In the material below, identify each line bearing the word "with". Reproduce those lines.

Task data

•••

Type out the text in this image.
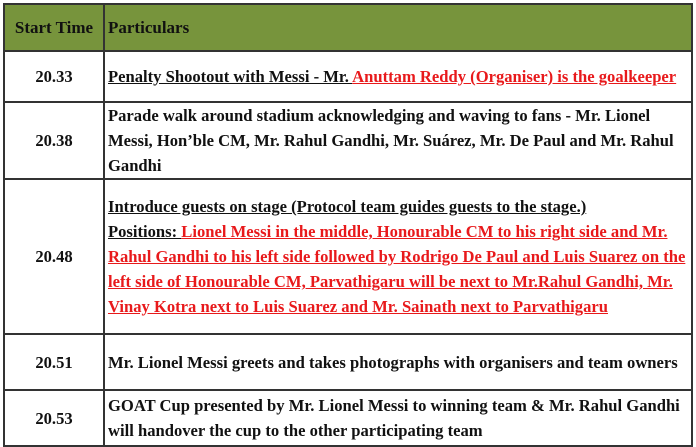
Start Time	Particulars
20.33	Penalty Shootout with Messi - Mr. Anuttam Reddy (Organiser) is the goalkeeper
20.38	Parade walk around stadium acknowledging and waving to fans - Mr. Lionel Messi, Hon’ble CM, Mr. Rahul Gandhi, Mr. Suárez, Mr. De Paul and Mr. Rahul Gandhi
20.48	Introduce guests on stage (Protocol team guides guests to the stage.)
Positions: Lionel Messi in the middle, Honourable CM to his right side and Mr. Rahul Gandhi to his left side followed by Rodrigo De Paul and Luis Suarez on the left side of Honourable CM, Parvathigaru will be next to Mr.Rahul Gandhi, Mr. Vinay Kotra next to Luis Suarez and Mr. Sainath next to Parvathigaru
20.51	Mr. Lionel Messi greets and takes photographs with organisers and team owners
20.53	GOAT Cup presented by Mr. Lionel Messi to winning team & Mr. Rahul Gandhi will handover the cup to the other participating team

•••

Task answer
20.33	Penalty Shootout with Messi - Mr. Anuttam Reddy (Organiser) is the goalkeeper
20.51	Mr. Lionel Messi greets and takes photographs with organisers and team owners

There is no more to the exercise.